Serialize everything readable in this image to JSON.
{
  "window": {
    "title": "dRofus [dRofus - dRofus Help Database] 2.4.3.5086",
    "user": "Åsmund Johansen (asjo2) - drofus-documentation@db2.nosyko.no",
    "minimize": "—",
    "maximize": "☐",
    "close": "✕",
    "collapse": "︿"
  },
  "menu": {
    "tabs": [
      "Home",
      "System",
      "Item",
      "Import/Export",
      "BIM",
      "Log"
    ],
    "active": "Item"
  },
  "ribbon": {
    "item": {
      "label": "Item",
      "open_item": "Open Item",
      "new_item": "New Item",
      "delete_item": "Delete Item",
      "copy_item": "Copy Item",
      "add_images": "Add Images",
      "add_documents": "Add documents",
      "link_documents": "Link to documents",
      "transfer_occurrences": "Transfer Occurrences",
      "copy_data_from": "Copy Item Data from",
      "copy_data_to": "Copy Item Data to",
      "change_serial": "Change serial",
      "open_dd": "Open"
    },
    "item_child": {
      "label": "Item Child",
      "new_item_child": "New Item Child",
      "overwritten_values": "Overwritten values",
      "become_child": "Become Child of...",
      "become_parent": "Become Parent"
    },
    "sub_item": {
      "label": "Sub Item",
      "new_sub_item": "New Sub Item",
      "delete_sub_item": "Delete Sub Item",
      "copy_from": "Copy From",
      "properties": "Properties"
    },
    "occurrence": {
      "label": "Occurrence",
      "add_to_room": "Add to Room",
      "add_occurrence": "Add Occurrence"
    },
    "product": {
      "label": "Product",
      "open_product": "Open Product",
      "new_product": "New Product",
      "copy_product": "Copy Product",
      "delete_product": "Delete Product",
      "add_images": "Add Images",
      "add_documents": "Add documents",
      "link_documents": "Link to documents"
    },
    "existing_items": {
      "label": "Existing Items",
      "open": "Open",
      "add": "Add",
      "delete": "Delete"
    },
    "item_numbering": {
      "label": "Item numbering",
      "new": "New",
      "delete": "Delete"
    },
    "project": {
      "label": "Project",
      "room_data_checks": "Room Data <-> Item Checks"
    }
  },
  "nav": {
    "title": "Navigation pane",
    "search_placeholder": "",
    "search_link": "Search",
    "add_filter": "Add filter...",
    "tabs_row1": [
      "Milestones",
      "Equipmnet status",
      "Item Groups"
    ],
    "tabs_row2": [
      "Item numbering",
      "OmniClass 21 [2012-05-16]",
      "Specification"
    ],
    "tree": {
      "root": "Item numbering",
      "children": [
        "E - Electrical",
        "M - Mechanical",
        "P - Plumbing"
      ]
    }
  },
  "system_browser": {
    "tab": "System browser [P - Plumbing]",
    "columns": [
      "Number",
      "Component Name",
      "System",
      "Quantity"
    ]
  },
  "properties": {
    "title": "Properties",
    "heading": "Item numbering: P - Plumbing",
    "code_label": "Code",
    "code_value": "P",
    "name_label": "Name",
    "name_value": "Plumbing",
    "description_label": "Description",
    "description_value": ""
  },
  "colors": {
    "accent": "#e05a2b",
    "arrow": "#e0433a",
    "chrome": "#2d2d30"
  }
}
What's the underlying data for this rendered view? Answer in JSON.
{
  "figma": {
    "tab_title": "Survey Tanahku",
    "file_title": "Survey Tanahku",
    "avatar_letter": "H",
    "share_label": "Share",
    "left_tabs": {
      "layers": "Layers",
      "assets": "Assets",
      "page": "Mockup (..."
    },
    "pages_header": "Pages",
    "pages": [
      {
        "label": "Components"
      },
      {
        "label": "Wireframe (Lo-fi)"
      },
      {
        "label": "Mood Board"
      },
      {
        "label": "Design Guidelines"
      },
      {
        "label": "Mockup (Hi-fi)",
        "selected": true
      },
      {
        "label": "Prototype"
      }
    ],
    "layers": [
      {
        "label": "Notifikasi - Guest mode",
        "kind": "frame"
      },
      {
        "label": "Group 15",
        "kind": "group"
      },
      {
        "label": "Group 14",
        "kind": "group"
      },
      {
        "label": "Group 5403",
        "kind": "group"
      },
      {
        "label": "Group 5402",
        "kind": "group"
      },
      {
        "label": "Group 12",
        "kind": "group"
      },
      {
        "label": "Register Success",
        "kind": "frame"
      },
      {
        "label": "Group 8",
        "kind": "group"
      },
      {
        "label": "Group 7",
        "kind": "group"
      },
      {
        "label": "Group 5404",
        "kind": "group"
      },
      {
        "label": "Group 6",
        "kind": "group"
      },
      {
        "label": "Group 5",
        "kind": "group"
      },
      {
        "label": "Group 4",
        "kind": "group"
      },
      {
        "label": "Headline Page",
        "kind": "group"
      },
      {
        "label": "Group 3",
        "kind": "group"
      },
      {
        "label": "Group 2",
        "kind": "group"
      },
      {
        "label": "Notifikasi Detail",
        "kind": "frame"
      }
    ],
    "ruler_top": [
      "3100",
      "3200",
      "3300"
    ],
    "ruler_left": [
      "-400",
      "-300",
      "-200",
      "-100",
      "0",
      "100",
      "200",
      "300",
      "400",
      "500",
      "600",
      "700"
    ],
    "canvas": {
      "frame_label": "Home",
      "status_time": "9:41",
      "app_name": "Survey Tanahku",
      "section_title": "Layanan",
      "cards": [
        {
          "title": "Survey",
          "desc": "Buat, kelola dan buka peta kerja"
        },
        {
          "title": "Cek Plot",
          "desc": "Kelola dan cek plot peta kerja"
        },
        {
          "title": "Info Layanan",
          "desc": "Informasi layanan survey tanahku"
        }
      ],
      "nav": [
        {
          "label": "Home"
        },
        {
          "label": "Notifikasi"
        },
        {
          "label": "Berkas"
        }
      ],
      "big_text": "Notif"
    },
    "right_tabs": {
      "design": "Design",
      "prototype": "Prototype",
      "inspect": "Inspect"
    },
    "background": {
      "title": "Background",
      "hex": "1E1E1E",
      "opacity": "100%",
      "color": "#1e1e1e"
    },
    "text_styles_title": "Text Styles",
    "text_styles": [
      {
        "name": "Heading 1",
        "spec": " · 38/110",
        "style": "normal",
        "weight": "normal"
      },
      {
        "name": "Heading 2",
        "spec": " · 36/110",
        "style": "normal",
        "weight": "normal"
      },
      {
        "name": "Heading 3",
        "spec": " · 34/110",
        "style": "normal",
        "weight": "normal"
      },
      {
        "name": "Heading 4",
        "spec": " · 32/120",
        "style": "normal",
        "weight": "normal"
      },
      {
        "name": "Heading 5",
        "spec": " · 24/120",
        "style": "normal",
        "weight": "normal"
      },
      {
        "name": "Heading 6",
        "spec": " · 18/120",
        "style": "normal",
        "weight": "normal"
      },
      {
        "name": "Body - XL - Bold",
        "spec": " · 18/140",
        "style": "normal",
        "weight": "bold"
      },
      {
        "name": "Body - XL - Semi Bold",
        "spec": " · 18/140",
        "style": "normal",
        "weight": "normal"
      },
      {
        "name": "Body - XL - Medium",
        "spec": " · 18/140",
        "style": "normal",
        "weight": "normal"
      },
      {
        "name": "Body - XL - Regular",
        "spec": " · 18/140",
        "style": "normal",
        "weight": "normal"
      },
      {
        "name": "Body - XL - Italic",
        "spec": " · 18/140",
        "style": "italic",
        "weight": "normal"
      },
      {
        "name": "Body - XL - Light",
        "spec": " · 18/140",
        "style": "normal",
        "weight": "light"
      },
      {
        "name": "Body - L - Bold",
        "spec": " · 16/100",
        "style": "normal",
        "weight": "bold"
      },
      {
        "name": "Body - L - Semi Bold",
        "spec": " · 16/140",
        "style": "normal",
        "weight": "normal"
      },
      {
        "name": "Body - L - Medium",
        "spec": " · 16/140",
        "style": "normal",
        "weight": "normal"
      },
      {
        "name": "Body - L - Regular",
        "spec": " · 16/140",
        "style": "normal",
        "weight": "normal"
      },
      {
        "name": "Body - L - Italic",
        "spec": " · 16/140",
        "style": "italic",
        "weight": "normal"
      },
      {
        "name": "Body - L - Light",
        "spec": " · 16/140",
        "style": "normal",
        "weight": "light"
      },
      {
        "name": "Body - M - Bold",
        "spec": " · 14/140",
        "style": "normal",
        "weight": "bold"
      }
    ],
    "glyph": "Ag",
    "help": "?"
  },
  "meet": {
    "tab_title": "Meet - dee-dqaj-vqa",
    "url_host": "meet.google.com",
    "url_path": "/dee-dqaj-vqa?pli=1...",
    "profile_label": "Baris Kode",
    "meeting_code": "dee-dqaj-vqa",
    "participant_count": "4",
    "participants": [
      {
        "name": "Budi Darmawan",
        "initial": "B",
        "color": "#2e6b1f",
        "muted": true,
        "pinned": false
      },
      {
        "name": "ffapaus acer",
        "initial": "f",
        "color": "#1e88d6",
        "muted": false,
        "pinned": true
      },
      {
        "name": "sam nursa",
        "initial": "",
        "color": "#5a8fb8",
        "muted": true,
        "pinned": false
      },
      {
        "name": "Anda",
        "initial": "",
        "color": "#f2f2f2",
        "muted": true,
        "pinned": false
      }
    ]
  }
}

# What to do
Say how many lines of the data include the string "Design". Nothing other than the number should be given.

# Correct response
2